— Your objective —
Starting at the beginning of the data and ending at the line containing "condition-item bbox=[328, 425, 1791, 483]", reproduce those lines with "condition-number" swapped for "clause-number" throughout, leaving everything else unchanged.

* start Supplied material *

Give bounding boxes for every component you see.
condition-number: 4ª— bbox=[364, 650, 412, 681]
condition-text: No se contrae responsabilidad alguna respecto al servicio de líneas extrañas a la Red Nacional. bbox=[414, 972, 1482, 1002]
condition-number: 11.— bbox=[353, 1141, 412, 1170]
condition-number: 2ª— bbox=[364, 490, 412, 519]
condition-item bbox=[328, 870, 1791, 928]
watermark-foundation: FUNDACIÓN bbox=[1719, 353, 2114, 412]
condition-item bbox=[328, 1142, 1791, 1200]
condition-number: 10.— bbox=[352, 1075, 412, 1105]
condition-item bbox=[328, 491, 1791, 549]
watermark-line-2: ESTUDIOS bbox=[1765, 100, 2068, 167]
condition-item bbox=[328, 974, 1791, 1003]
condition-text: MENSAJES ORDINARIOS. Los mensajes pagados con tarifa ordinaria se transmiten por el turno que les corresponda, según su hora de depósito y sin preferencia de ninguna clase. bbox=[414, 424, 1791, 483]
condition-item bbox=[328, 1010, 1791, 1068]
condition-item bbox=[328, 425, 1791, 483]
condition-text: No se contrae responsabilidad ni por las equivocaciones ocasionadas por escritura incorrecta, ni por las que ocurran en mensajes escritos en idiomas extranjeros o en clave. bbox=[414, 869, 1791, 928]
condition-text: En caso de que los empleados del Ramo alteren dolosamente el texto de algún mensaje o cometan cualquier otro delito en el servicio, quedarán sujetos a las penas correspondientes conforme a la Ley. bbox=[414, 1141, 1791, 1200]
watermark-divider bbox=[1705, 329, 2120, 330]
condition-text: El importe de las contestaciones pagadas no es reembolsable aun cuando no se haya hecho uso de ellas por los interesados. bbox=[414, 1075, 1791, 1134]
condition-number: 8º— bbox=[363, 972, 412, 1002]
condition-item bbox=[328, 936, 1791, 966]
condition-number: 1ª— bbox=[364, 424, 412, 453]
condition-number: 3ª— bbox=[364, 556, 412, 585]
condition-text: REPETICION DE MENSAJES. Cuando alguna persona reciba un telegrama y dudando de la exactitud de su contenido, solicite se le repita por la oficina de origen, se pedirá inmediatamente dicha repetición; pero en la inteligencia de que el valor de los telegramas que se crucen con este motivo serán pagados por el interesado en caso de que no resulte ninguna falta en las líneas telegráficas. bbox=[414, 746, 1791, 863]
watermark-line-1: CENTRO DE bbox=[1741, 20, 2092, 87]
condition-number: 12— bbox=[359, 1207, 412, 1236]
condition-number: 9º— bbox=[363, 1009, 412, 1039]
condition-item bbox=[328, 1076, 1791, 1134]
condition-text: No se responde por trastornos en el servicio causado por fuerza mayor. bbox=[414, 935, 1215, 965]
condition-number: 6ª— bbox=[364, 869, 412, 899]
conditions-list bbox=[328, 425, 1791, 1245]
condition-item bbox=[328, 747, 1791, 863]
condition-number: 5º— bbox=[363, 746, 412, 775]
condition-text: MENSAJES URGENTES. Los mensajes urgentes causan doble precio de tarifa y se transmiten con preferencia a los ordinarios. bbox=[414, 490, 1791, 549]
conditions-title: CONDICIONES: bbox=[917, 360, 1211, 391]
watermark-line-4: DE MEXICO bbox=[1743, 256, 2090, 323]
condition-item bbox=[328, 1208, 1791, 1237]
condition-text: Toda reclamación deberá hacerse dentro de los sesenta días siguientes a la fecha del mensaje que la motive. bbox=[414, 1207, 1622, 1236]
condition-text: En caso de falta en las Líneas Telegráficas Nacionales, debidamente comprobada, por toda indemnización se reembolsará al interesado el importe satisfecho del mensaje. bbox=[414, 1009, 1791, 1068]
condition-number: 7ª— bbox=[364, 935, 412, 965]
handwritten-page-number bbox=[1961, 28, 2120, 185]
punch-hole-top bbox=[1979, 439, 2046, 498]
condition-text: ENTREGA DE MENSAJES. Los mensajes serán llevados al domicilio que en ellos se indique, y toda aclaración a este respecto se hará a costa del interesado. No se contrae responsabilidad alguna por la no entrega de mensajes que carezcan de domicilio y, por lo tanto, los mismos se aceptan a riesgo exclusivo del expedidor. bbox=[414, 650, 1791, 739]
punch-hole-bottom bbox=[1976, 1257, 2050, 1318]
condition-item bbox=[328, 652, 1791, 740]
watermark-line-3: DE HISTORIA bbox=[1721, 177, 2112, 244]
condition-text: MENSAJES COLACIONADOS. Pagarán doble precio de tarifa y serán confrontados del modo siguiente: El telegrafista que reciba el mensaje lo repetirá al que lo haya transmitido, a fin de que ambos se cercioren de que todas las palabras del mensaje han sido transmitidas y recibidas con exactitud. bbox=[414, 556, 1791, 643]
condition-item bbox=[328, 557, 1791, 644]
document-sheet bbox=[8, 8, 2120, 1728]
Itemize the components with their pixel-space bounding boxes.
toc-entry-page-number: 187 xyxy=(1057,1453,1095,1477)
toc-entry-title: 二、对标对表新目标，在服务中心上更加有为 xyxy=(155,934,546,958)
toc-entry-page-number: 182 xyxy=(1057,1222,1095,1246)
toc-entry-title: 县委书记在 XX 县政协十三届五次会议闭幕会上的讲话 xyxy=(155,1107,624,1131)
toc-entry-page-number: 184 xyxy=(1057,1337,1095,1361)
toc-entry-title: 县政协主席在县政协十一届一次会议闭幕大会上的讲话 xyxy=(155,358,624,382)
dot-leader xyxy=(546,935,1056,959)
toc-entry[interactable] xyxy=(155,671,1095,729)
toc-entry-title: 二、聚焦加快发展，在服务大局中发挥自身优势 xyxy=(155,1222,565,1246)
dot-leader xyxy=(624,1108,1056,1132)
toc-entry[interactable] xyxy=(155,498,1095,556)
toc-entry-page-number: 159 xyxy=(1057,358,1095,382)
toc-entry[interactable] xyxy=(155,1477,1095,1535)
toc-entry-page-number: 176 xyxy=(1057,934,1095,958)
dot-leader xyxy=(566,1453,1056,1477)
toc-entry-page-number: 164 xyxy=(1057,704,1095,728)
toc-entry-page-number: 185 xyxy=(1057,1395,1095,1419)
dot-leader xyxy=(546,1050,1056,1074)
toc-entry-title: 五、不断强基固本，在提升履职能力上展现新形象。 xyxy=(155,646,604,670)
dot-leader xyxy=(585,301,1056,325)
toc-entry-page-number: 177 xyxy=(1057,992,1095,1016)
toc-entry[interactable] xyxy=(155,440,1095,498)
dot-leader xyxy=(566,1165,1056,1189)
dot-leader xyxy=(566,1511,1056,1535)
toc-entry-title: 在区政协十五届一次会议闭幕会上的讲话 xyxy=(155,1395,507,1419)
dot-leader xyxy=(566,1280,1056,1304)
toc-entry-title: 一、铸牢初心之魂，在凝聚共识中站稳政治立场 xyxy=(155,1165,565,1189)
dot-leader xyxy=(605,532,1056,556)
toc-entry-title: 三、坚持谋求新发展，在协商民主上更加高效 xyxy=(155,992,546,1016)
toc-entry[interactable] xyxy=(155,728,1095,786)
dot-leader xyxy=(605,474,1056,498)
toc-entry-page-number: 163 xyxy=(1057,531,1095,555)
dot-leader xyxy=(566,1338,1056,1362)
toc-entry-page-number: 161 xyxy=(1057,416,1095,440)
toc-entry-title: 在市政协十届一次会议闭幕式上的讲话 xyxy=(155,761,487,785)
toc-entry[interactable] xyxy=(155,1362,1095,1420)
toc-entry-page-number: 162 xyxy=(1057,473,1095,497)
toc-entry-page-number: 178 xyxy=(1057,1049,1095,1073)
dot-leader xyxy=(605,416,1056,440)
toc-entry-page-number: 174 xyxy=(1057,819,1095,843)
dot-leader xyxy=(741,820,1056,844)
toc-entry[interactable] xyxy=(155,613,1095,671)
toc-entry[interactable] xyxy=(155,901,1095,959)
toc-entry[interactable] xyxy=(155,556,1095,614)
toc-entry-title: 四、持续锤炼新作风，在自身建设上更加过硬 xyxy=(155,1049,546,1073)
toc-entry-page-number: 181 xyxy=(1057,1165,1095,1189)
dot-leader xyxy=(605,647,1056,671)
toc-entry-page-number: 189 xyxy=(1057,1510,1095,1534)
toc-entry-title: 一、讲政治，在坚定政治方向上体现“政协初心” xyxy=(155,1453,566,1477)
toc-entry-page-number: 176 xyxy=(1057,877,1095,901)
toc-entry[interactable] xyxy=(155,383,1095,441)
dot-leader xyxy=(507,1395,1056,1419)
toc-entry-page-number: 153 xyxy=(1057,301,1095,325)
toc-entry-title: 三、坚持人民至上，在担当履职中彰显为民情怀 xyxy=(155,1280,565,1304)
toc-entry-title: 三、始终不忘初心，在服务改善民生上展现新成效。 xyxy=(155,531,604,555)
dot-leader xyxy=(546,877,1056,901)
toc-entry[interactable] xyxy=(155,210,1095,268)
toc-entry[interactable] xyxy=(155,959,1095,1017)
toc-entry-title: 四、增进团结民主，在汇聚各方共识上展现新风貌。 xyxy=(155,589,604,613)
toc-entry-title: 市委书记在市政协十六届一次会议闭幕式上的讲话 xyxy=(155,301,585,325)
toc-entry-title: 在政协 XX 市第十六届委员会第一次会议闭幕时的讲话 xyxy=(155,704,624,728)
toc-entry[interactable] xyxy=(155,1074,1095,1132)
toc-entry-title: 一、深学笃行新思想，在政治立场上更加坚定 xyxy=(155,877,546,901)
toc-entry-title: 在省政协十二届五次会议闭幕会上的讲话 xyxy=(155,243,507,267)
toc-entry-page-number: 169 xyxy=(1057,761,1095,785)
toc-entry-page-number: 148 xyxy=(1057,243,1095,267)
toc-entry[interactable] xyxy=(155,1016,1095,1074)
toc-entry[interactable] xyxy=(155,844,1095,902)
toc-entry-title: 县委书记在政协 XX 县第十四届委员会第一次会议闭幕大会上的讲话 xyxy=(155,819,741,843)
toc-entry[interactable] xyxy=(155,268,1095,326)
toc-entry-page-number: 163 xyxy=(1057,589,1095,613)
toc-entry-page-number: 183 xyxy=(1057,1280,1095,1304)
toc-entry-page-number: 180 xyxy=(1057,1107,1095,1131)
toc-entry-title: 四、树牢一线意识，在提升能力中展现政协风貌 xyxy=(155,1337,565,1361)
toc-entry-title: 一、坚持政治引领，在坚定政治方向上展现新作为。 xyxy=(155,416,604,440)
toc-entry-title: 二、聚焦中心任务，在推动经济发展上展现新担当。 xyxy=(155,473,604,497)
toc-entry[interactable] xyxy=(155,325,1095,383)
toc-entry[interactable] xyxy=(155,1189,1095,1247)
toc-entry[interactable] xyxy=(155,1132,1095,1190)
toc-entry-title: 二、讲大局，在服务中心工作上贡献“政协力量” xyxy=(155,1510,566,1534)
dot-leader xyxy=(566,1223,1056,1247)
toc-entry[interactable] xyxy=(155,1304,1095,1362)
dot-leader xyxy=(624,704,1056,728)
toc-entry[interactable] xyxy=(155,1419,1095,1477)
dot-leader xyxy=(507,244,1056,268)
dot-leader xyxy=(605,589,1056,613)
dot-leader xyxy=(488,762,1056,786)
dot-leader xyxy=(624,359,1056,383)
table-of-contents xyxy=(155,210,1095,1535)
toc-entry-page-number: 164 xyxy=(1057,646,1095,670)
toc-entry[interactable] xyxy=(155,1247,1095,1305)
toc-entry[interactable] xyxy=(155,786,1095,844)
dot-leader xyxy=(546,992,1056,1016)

* end Supplied material *

— Written answer —
Give bounding boxes for every component you see.
clause-number: 4ª— bbox=[364, 650, 412, 681]
condition-text: No se contrae responsabilidad alguna respecto al servicio de líneas extrañas a la Red Nacional. bbox=[414, 972, 1482, 1002]
clause-number: 11.— bbox=[353, 1141, 412, 1170]
clause-number: 2ª— bbox=[364, 490, 412, 519]
condition-item bbox=[328, 870, 1791, 928]
watermark-foundation: FUNDACIÓN bbox=[1719, 353, 2114, 412]
condition-item bbox=[328, 1142, 1791, 1200]
clause-number: 10.— bbox=[352, 1075, 412, 1105]
condition-item bbox=[328, 491, 1791, 549]
watermark-line-2: ESTUDIOS bbox=[1765, 100, 2068, 167]
condition-item bbox=[328, 974, 1791, 1003]
condition-text: MENSAJES ORDINARIOS. Los mensajes pagados con tarifa ordinaria se transmiten por el turno que les corresponda, según su hora de depósito y sin preferencia de ninguna clase. bbox=[414, 424, 1791, 483]
condition-item bbox=[328, 1010, 1791, 1068]
condition-item bbox=[328, 425, 1791, 483]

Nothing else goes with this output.